::: EXERCISE DATA

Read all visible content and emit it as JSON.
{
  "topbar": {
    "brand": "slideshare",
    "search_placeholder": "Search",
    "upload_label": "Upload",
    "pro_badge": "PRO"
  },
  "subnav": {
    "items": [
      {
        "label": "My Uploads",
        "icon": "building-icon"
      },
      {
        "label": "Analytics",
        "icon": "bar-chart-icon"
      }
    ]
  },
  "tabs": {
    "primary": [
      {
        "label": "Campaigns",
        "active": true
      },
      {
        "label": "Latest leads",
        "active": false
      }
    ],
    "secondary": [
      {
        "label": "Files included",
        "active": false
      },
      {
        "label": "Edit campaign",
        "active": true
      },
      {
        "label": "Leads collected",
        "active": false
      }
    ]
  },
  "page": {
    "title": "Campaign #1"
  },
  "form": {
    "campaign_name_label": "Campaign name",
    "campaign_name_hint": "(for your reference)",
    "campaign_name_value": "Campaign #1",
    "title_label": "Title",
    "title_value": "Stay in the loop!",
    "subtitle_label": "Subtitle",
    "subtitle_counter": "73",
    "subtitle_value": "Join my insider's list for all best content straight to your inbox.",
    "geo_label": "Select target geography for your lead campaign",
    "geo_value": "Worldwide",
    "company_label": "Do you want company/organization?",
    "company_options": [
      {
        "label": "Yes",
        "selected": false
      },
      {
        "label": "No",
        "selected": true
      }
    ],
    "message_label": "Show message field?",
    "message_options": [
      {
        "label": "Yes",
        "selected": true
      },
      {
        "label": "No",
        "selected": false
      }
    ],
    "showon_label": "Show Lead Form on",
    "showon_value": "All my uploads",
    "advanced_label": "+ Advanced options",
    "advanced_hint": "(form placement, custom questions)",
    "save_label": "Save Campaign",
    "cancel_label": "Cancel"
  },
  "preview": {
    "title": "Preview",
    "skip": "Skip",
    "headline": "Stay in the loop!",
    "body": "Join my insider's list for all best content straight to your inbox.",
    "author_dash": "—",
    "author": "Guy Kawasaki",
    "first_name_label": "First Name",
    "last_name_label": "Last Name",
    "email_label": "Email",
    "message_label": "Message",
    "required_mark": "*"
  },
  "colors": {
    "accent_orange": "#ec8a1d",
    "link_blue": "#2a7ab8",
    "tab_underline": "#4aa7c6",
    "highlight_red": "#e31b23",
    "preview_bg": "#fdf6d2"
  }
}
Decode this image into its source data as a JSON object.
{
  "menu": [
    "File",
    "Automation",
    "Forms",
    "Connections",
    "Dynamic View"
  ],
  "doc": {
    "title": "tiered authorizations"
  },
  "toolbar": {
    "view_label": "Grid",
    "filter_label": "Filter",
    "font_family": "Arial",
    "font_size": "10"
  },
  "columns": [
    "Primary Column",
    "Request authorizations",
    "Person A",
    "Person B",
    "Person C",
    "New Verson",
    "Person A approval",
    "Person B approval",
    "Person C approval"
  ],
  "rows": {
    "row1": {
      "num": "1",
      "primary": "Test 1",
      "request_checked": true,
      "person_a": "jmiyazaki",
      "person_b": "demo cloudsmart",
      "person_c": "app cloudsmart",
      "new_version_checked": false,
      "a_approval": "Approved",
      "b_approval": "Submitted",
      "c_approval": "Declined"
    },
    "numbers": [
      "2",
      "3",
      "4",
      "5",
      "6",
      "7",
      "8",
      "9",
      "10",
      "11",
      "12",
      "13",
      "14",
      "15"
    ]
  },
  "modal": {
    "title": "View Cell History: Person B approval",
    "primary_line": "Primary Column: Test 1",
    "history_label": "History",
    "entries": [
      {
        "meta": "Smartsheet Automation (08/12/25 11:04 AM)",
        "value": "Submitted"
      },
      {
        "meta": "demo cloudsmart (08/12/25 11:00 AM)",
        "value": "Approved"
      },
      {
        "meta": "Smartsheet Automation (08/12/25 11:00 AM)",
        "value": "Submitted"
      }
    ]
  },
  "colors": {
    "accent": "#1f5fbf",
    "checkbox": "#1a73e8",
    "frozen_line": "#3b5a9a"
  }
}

::::::

§ INSTRUCTIONS FOR THE TASK:
Transcribe all of the material exactly. Omit nothing.

§ COMPLETED EXERCISE:
Read all visible content and emit it as JSON.
{
  "topbar": {
    "brand": "slideshare",
    "search_placeholder": "Search",
    "upload_label": "Upload",
    "pro_badge": "PRO"
  },
  "subnav": {
    "items": [
      {
        "label": "My Uploads",
        "icon": "building-icon"
      },
      {
        "label": "Analytics",
        "icon": "bar-chart-icon"
      }
    ]
  },
  "tabs": {
    "primary": [
      {
        "label": "Campaigns",
        "active": true
      },
      {
        "label": "Latest leads",
        "active": false
      }
    ],
    "secondary": [
      {
        "label": "Files included",
        "active": false
      },
      {
        "label": "Edit campaign",
        "active": true
      },
      {
        "label": "Leads collected",
        "active": false
      }
    ]
  },
  "page": {
    "title": "Campaign #1"
  },
  "form": {
    "campaign_name_label": "Campaign name",
    "campaign_name_hint": "(for your reference)",
    "campaign_name_value": "Campaign #1",
    "title_label": "Title",
    "title_value": "Stay in the loop!",
    "subtitle_label": "Subtitle",
    "subtitle_counter": "73",
    "subtitle_value": "Join my insider's list for all best content straight to your inbox.",
    "geo_label": "Select target geography for your lead campaign",
    "geo_value": "Worldwide",
    "company_label": "Do you want company/organization?",
    "company_options": [
      {
        "label": "Yes",
        "selected": false
      },
      {
        "label": "No",
        "selected": true
      }
    ],
    "message_label": "Show message field?",
    "message_options": [
      {
        "label": "Yes",
        "selected": true
      },
      {
        "label": "No",
        "selected": false
      }
    ],
    "showon_label": "Show Lead Form on",
    "showon_value": "All my uploads",
    "advanced_label": "+ Advanced options",
    "advanced_hint": "(form placement, custom questions)",
    "save_label": "Save Campaign",
    "cancel_label": "Cancel"
  },
  "preview": {
    "title": "Preview",
    "skip": "Skip",
    "headline": "Stay in the loop!",
    "body": "Join my insider's list for all best content straight to your inbox.",
    "author_dash": "—",
    "author": "Guy Kawasaki",
    "first_name_label": "First Name",
    "last_name_label": "Last Name",
    "email_label": "Email",
    "message_label": "Message",
    "required_mark": "*"
  },
  "colors": {
    "accent_orange": "#ec8a1d",
    "link_blue": "#2a7ab8",
    "tab_underline": "#4aa7c6",
    "highlight_red": "#e31b23",
    "preview_bg": "#fdf6d2"
  }
}
Decode this image into its source data as a JSON object.
{
  "menu": [
    "File",
    "Automation",
    "Forms",
    "Connections",
    "Dynamic View"
  ],
  "doc": {
    "title": "tiered authorizations"
  },
  "toolbar": {
    "view_label": "Grid",
    "filter_label": "Filter",
    "font_family": "Arial",
    "font_size": "10"
  },
  "columns": [
    "Primary Column",
    "Request authorizations",
    "Person A",
    "Person B",
    "Person C",
    "New Verson",
    "Person A approval",
    "Person B approval",
    "Person C approval"
  ],
  "rows": {
    "row1": {
      "num": "1",
      "primary": "Test 1",
      "request_checked": true,
      "person_a": "jmiyazaki",
      "person_b": "demo cloudsmart",
      "person_c": "app cloudsmart",
      "new_version_checked": false,
      "a_approval": "Approved",
      "b_approval": "Submitted",
      "c_approval": "Declined"
    },
    "numbers": [
      "2",
      "3",
      "4",
      "5",
      "6",
      "7",
      "8",
      "9",
      "10",
      "11",
      "12",
      "13",
      "14",
      "15"
    ]
  },
  "modal": {
    "title": "View Cell History: Person B approval",
    "primary_line": "Primary Column: Test 1",
    "history_label": "History",
    "entries": [
      {
        "meta": "Smartsheet Automation (08/12/25 11:04 AM)",
        "value": "Submitted"
      },
      {
        "meta": "demo cloudsmart (08/12/25 11:00 AM)",
        "value": "Approved"
      },
      {
        "meta": "Smartsheet Automation (08/12/25 11:00 AM)",
        "value": "Submitted"
      }
    ]
  },
  "colors": {
    "accent": "#1f5fbf",
    "checkbox": "#1a73e8",
    "frozen_line": "#3b5a9a"
  }
}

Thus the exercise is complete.